| Written task |
Below are some records. Say how many of their lines include the string "photo", giving only the number.

| Given information |
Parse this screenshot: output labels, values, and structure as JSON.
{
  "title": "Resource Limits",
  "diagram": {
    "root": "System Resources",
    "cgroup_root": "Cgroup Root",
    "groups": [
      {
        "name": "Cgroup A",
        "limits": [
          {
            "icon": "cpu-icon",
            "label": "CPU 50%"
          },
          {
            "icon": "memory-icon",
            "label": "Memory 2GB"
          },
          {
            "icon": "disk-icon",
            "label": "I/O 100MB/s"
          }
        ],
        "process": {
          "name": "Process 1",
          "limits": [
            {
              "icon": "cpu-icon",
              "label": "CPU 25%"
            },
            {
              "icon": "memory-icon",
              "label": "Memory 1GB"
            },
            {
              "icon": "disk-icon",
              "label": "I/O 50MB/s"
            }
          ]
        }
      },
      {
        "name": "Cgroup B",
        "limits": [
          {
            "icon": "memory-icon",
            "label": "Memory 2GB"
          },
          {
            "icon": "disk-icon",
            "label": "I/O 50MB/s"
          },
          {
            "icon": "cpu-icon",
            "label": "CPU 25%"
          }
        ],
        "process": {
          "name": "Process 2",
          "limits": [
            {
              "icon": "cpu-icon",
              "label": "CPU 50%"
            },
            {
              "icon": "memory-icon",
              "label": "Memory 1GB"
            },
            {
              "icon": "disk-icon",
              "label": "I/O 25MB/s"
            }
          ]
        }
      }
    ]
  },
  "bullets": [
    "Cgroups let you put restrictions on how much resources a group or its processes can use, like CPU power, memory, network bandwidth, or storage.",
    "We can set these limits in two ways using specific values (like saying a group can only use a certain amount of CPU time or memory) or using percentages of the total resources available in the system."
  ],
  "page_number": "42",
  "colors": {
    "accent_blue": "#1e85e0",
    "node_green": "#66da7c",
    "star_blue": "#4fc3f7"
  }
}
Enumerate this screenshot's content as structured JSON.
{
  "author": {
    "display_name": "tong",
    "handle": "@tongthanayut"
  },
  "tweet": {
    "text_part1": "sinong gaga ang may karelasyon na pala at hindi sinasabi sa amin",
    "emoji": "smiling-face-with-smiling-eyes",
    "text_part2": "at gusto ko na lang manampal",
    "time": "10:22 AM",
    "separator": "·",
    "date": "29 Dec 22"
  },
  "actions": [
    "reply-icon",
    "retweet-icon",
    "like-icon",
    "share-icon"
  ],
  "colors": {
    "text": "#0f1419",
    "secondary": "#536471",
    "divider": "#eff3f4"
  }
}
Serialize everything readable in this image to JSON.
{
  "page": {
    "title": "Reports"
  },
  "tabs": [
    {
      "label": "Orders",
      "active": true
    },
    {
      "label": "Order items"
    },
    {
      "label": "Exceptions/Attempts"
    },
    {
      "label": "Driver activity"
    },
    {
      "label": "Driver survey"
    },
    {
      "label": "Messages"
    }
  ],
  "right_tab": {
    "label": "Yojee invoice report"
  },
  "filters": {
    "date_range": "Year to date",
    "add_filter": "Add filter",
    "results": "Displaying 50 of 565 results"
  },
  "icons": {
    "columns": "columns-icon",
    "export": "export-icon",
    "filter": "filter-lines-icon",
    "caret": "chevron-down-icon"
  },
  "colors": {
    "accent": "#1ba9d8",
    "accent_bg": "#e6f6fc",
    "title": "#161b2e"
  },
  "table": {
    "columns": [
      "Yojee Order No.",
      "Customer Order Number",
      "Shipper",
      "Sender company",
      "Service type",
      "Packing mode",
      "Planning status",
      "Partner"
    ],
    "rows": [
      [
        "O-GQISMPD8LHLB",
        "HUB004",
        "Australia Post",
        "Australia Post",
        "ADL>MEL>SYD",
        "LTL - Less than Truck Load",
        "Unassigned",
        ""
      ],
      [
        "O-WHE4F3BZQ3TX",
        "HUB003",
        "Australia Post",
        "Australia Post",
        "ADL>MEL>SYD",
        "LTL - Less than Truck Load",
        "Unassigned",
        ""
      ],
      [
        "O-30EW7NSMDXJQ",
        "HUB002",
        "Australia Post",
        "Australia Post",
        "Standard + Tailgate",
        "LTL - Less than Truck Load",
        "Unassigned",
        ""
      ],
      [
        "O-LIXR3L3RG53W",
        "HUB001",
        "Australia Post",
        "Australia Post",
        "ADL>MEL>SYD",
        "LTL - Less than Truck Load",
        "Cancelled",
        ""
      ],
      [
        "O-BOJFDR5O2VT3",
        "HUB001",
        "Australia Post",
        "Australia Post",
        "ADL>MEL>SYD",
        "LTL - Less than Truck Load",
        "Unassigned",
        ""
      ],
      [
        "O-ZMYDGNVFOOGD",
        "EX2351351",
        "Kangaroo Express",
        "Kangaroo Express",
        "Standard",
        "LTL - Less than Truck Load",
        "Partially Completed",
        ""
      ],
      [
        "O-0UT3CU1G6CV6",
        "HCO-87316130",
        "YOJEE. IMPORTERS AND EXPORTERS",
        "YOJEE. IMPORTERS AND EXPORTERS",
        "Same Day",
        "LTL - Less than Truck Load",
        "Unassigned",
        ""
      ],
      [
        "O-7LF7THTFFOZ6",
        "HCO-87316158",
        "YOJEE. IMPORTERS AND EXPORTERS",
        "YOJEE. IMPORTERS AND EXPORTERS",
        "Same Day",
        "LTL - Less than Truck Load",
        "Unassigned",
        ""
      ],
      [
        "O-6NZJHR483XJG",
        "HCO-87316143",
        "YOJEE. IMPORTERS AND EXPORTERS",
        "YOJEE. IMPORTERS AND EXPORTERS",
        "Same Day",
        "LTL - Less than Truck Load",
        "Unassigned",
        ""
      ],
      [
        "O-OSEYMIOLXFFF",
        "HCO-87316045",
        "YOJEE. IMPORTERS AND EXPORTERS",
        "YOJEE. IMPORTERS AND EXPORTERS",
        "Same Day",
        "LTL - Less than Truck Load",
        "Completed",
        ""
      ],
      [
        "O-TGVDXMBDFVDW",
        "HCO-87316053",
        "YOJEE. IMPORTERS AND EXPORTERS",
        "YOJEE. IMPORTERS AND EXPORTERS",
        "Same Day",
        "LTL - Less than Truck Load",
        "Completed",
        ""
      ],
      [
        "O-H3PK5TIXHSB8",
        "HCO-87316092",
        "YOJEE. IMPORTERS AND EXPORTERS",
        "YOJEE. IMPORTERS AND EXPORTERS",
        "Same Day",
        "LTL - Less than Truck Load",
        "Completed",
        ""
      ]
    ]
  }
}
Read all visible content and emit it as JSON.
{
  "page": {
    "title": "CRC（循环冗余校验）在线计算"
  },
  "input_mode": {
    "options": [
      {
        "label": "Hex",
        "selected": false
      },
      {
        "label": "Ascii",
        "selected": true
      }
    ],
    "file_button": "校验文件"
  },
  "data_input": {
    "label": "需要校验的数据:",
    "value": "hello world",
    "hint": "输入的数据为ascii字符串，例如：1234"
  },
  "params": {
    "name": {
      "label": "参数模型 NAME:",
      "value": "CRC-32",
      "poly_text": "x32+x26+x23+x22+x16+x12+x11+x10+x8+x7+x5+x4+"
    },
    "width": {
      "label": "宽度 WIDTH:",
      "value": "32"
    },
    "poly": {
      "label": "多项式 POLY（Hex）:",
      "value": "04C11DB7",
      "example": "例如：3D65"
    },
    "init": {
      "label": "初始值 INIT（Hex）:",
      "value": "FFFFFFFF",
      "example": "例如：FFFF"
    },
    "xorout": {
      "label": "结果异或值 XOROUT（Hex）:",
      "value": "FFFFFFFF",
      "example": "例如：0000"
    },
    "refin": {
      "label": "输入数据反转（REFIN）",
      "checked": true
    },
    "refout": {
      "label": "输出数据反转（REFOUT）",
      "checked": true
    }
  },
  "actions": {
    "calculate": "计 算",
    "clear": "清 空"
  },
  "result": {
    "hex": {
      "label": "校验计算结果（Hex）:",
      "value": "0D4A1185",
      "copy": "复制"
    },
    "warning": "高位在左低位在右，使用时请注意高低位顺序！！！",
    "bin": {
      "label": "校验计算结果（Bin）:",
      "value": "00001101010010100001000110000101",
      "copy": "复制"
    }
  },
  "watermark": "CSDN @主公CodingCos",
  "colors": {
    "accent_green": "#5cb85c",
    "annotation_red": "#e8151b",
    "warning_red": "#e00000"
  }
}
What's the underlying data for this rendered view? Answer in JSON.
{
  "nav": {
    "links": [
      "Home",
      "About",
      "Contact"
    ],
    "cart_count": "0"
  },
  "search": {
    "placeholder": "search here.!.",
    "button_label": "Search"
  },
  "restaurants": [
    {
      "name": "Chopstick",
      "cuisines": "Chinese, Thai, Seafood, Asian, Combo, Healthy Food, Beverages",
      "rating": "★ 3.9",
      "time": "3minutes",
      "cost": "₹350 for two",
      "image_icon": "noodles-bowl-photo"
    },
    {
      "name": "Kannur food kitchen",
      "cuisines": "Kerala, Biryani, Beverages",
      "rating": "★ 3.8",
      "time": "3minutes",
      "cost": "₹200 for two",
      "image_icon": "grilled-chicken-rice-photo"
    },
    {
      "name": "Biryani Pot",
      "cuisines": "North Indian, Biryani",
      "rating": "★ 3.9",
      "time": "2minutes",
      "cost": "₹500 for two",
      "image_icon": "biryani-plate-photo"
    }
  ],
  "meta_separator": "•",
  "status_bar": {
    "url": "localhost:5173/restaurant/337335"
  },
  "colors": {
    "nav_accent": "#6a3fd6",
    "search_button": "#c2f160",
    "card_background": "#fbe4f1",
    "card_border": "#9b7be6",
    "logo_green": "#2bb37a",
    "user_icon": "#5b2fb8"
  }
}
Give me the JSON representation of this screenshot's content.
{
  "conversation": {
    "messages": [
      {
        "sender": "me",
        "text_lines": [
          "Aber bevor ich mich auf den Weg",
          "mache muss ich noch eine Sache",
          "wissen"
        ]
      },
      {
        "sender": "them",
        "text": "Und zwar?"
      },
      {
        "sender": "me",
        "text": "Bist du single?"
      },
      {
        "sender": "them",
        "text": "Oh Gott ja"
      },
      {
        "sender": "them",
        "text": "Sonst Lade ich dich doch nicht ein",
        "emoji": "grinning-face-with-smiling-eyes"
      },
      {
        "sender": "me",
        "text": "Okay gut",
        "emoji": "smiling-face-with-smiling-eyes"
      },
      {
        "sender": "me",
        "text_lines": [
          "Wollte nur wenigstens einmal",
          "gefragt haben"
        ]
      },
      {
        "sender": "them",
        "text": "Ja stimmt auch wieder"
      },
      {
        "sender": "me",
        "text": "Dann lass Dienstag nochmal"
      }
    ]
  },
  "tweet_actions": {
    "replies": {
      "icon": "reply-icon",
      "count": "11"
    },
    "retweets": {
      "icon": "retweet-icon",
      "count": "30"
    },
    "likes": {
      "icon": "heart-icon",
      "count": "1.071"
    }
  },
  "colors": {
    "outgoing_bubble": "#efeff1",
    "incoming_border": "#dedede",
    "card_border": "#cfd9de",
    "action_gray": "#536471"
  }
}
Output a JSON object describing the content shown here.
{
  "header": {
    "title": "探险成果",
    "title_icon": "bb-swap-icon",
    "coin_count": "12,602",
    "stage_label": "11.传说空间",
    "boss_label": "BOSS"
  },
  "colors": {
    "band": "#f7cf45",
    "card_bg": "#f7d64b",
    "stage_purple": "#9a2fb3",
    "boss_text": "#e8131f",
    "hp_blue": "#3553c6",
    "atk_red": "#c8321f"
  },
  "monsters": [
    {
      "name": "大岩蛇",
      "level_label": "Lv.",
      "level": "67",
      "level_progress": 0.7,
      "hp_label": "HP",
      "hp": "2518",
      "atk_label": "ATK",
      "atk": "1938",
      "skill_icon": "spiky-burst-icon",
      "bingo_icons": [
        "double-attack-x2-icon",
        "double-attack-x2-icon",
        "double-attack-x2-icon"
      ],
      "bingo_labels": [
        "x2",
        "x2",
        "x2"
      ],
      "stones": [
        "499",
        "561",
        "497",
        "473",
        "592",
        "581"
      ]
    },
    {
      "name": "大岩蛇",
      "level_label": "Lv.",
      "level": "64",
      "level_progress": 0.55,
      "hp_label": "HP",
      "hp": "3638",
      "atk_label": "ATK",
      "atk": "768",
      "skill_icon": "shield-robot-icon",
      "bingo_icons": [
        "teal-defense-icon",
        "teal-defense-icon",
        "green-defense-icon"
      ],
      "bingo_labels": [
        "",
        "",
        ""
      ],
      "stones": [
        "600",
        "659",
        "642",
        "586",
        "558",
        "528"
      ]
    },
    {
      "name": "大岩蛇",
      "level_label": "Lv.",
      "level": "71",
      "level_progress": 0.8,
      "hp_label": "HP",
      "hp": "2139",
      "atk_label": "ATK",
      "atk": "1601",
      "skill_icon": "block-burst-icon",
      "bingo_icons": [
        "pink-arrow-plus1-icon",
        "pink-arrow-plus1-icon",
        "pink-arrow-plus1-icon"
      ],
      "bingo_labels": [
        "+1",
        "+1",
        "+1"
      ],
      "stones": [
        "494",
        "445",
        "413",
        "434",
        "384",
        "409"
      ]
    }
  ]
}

| Solution |
3